## [Task instructions]
Return every line below as is, leaving out the pictures.

------------------------------------------------------------

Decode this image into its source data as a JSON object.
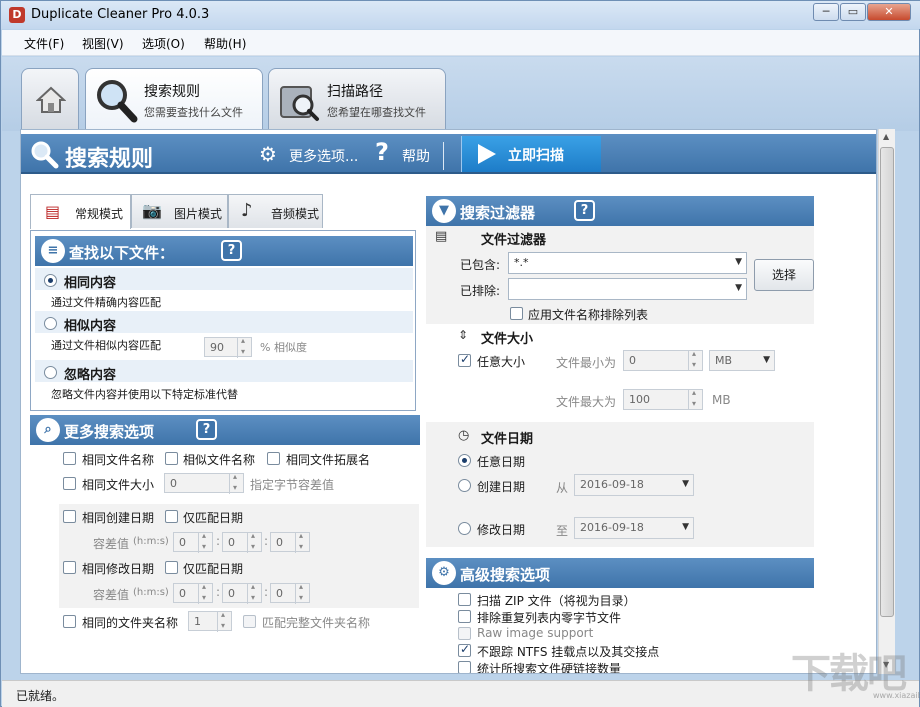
{
  "window": {
    "title": "Duplicate Cleaner Pro 4.0.3",
    "min": "─",
    "max": "▭",
    "close": "✕"
  },
  "menu": [
    "文件(F)",
    "视图(V)",
    "选项(O)",
    "帮助(H)"
  ],
  "nav": {
    "search": {
      "title": "搜索规则",
      "sub": "您需要查找什么文件"
    },
    "path": {
      "title": "扫描路径",
      "sub": "您希望在哪查找文件"
    }
  },
  "header": {
    "title": "搜索规则",
    "more": "更多选项...",
    "help": "帮助",
    "scan": "立即扫描"
  },
  "modes": [
    "常规模式",
    "图片模式",
    "音频模式"
  ],
  "find": {
    "title": "查找以下文件：",
    "help": "?",
    "same": "相同内容",
    "same_desc": "通过文件精确内容匹配",
    "similar": "相似内容",
    "similar_desc": "通过文件相似内容匹配",
    "similar_value": "90",
    "similar_unit": "% 相似度",
    "ignore": "忽略内容",
    "ignore_desc": "忽略文件内容并使用以下特定标准代替"
  },
  "more": {
    "title": "更多搜索选项",
    "help": "?",
    "same_name": "相同文件名称",
    "similar_name": "相似文件名称",
    "same_ext": "相同文件拓展名",
    "same_size": "相同文件大小",
    "size_value": "0",
    "size_hint": "指定字节容差值",
    "same_created": "相同创建日期",
    "only_date1": "仅匹配日期",
    "tol1": "容差值",
    "tol1_unit": "(h:m:s)",
    "t1a": "0",
    "t1b": "0",
    "t1c": "0",
    "colon": ":",
    "same_modified": "相同修改日期",
    "only_date2": "仅匹配日期",
    "tol2": "容差值",
    "tol2_unit": "(h:m:s)",
    "t2a": "0",
    "t2b": "0",
    "t2c": "0",
    "same_folder": "相同的文件夹名称",
    "folder_value": "1",
    "full_folder": "匹配完整文件夹名称"
  },
  "filter": {
    "title": "搜索过滤器",
    "help": "?",
    "file_filter": "文件过滤器",
    "include": "已包含:",
    "include_value": "*.*",
    "exclude": "已排除:",
    "exclude_value": "",
    "select": "选择",
    "apply_exclude": "应用文件名称排除列表",
    "size_title": "文件大小",
    "any_size": "任意大小",
    "min_label": "文件最小为",
    "min_value": "0",
    "min_unit": "MB",
    "max_label": "文件最大为",
    "max_value": "100",
    "max_unit": "MB",
    "date_title": "文件日期",
    "any_date": "任意日期",
    "created": "创建日期",
    "from": "从",
    "from_date": "2016-09-18",
    "modified": "修改日期",
    "to": "至",
    "to_date": "2016-09-18"
  },
  "advanced": {
    "title": "高级搜索选项",
    "zip": "扫描 ZIP 文件（将视为目录）",
    "zero": "排除重复列表内零字节文件",
    "raw": "Raw image support",
    "ntfs": "不跟踪 NTFS 挂载点以及其交接点",
    "hardlink": "统计所搜索文件硬链接数量"
  },
  "status": "已就绪。",
  "watermark": "下载吧",
  "watermark_url": "www.xiazaiba.com"
}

------------------------------------------------------------

## [Problem solution]
Decode this image into its source data as a JSON object.
{
  "window": {
    "title": "Duplicate Cleaner Pro 4.0.3",
    "min": "─",
    "max": "▭",
    "close": "✕"
  },
  "menu": [
    "文件(F)",
    "视图(V)",
    "选项(O)",
    "帮助(H)"
  ],
  "nav": {
    "search": {
      "title": "搜索规则",
      "sub": "您需要查找什么文件"
    },
    "path": {
      "title": "扫描路径",
      "sub": "您希望在哪查找文件"
    }
  },
  "header": {
    "title": "搜索规则",
    "more": "更多选项...",
    "help": "帮助",
    "scan": "立即扫描"
  },
  "modes": [
    "常规模式",
    "图片模式",
    "音频模式"
  ],
  "find": {
    "title": "查找以下文件：",
    "help": "?",
    "same": "相同内容",
    "same_desc": "通过文件精确内容匹配",
    "similar": "相似内容",
    "similar_desc": "通过文件相似内容匹配",
    "similar_value": "90",
    "similar_unit": "% 相似度",
    "ignore": "忽略内容",
    "ignore_desc": "忽略文件内容并使用以下特定标准代替"
  },
  "more": {
    "title": "更多搜索选项",
    "help": "?",
    "same_name": "相同文件名称",
    "similar_name": "相似文件名称",
    "same_ext": "相同文件拓展名",
    "same_size": "相同文件大小",
    "size_value": "0",
    "size_hint": "指定字节容差值",
    "same_created": "相同创建日期",
    "only_date1": "仅匹配日期",
    "tol1": "容差值",
    "tol1_unit": "(h:m:s)",
    "t1a": "0",
    "t1b": "0",
    "t1c": "0",
    "colon": ":",
    "same_modified": "相同修改日期",
    "only_date2": "仅匹配日期",
    "tol2": "容差值",
    "tol2_unit": "(h:m:s)",
    "t2a": "0",
    "t2b": "0",
    "t2c": "0",
    "same_folder": "相同的文件夹名称",
    "folder_value": "1",
    "full_folder": "匹配完整文件夹名称"
  },
  "filter": {
    "title": "搜索过滤器",
    "help": "?",
    "file_filter": "文件过滤器",
    "include": "已包含:",
    "include_value": "*.*",
    "exclude": "已排除:",
    "exclude_value": "",
    "select": "选择",
    "apply_exclude": "应用文件名称排除列表",
    "size_title": "文件大小",
    "any_size": "任意大小",
    "min_label": "文件最小为",
    "min_value": "0",
    "min_unit": "MB",
    "max_label": "文件最大为",
    "max_value": "100",
    "max_unit": "MB",
    "date_title": "文件日期",
    "any_date": "任意日期",
    "created": "创建日期",
    "from": "从",
    "from_date": "2016-09-18",
    "modified": "修改日期",
    "to": "至",
    "to_date": "2016-09-18"
  },
  "advanced": {
    "title": "高级搜索选项",
    "zip": "扫描 ZIP 文件（将视为目录）",
    "zero": "排除重复列表内零字节文件",
    "raw": "Raw image support",
    "ntfs": "不跟踪 NTFS 挂载点以及其交接点",
    "hardlink": "统计所搜索文件硬链接数量"
  },
  "status": "已就绪。",
  "watermark": "下载吧",
  "watermark_url": "www.xiazaiba.com"
}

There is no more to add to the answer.